Directive
Give the listing again exactly, omitting its images.

══════

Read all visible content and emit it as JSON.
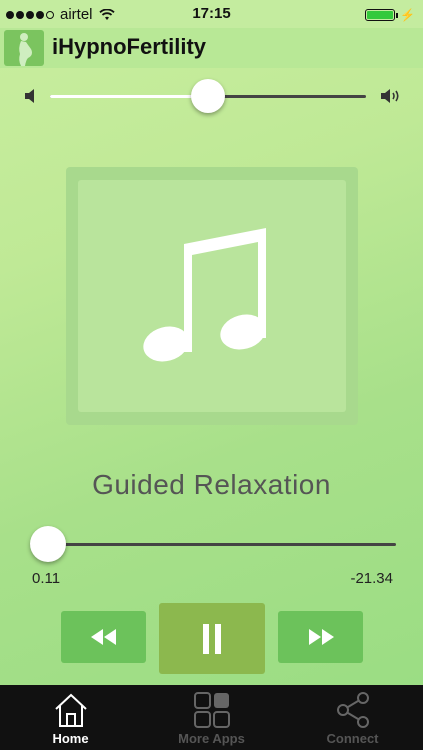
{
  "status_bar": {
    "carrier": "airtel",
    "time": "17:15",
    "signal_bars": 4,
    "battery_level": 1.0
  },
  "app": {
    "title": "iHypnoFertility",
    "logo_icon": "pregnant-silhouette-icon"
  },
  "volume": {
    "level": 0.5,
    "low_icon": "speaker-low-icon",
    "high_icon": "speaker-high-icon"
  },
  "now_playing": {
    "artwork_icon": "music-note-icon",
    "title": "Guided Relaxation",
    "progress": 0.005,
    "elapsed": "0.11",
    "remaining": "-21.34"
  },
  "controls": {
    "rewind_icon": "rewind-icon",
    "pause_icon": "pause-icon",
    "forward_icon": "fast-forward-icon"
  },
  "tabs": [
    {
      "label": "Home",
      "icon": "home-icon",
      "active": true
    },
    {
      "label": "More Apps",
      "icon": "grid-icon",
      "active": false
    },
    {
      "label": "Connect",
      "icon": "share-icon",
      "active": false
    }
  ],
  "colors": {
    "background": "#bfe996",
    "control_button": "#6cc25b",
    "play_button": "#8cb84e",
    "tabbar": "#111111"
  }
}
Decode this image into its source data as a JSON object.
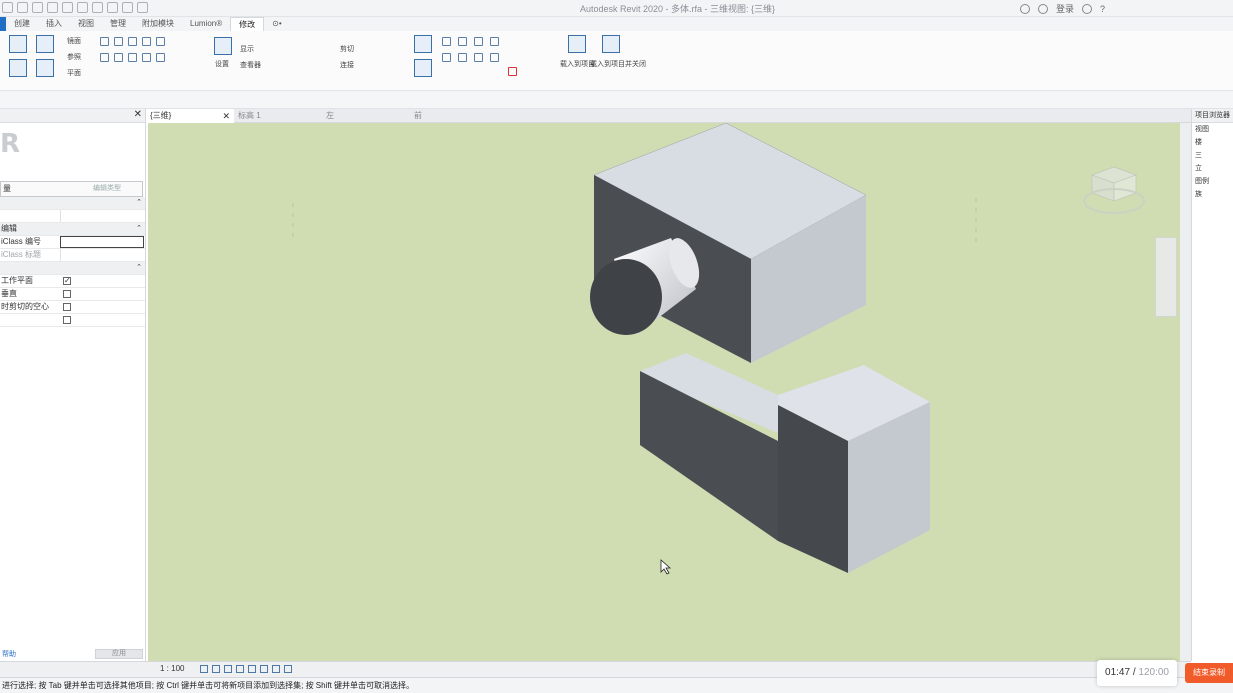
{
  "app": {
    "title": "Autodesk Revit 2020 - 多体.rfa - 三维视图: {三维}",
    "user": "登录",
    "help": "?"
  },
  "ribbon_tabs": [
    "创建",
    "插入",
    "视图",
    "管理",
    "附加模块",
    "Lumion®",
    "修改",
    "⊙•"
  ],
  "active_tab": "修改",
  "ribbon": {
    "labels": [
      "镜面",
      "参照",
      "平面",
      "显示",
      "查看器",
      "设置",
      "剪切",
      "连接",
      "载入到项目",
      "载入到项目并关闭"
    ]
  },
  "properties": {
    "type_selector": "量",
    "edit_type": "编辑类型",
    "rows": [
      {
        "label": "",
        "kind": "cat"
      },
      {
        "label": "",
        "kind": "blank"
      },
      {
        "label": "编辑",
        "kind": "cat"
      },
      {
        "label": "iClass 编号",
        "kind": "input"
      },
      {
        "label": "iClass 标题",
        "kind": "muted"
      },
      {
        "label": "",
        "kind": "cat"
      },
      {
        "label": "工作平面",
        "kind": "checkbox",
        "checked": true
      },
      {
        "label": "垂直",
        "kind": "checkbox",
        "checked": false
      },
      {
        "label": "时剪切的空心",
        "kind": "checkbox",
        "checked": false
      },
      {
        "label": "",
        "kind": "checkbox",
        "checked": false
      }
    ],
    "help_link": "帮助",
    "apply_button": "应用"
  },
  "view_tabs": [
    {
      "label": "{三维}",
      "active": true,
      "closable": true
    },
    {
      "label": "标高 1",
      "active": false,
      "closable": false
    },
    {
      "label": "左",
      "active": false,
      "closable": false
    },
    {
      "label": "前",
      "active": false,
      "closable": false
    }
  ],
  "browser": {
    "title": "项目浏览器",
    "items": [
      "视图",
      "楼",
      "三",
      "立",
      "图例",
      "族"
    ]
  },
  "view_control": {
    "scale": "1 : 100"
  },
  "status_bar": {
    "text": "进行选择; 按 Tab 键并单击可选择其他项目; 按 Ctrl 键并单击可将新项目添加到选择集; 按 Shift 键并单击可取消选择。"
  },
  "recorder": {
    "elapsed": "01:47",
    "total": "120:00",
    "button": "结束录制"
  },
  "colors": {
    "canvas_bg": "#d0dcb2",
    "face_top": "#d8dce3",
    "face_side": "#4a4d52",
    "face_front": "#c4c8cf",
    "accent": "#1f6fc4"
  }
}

══════

Answer to the exercise
Read all visible content and emit it as JSON.
{
  "status_bar": {
    "carrier": "airtel",
    "time": "17:15",
    "signal_bars": 4,
    "battery_level": 1.0
  },
  "app": {
    "title": "iHypnoFertility",
    "logo_icon": "pregnant-silhouette-icon"
  },
  "volume": {
    "level": 0.5,
    "low_icon": "speaker-low-icon",
    "high_icon": "speaker-high-icon"
  },
  "now_playing": {
    "artwork_icon": "music-note-icon",
    "title": "Guided Relaxation",
    "progress": 0.005,
    "elapsed": "0.11",
    "remaining": "-21.34"
  },
  "controls": {
    "rewind_icon": "rewind-icon",
    "pause_icon": "pause-icon",
    "forward_icon": "fast-forward-icon"
  },
  "tabs": [
    {
      "label": "Home",
      "icon": "home-icon",
      "active": true
    },
    {
      "label": "More Apps",
      "icon": "grid-icon",
      "active": false
    },
    {
      "label": "Connect",
      "icon": "share-icon",
      "active": false
    }
  ],
  "colors": {
    "background": "#bfe996",
    "control_button": "#6cc25b",
    "play_button": "#8cb84e",
    "tabbar": "#111111"
  }
}
Decode this image into its source data as a JSON object.
{
  "app": {
    "title": "Autodesk Revit 2020 - 多体.rfa - 三维视图: {三维}",
    "user": "登录",
    "help": "?"
  },
  "ribbon_tabs": [
    "创建",
    "插入",
    "视图",
    "管理",
    "附加模块",
    "Lumion®",
    "修改",
    "⊙•"
  ],
  "active_tab": "修改",
  "ribbon": {
    "labels": [
      "镜面",
      "参照",
      "平面",
      "显示",
      "查看器",
      "设置",
      "剪切",
      "连接",
      "载入到项目",
      "载入到项目并关闭"
    ]
  },
  "properties": {
    "type_selector": "量",
    "edit_type": "编辑类型",
    "rows": [
      {
        "label": "",
        "kind": "cat"
      },
      {
        "label": "",
        "kind": "blank"
      },
      {
        "label": "编辑",
        "kind": "cat"
      },
      {
        "label": "iClass 编号",
        "kind": "input"
      },
      {
        "label": "iClass 标题",
        "kind": "muted"
      },
      {
        "label": "",
        "kind": "cat"
      },
      {
        "label": "工作平面",
        "kind": "checkbox",
        "checked": true
      },
      {
        "label": "垂直",
        "kind": "checkbox",
        "checked": false
      },
      {
        "label": "时剪切的空心",
        "kind": "checkbox",
        "checked": false
      },
      {
        "label": "",
        "kind": "checkbox",
        "checked": false
      }
    ],
    "help_link": "帮助",
    "apply_button": "应用"
  },
  "view_tabs": [
    {
      "label": "{三维}",
      "active": true,
      "closable": true
    },
    {
      "label": "标高 1",
      "active": false,
      "closable": false
    },
    {
      "label": "左",
      "active": false,
      "closable": false
    },
    {
      "label": "前",
      "active": false,
      "closable": false
    }
  ],
  "browser": {
    "title": "项目浏览器",
    "items": [
      "视图",
      "楼",
      "三",
      "立",
      "图例",
      "族"
    ]
  },
  "view_control": {
    "scale": "1 : 100"
  },
  "status_bar": {
    "text": "进行选择; 按 Tab 键并单击可选择其他项目; 按 Ctrl 键并单击可将新项目添加到选择集; 按 Shift 键并单击可取消选择。"
  },
  "recorder": {
    "elapsed": "01:47",
    "total": "120:00",
    "button": "结束录制"
  },
  "colors": {
    "canvas_bg": "#d0dcb2",
    "face_top": "#d8dce3",
    "face_side": "#4a4d52",
    "face_front": "#c4c8cf",
    "accent": "#1f6fc4"
  }
}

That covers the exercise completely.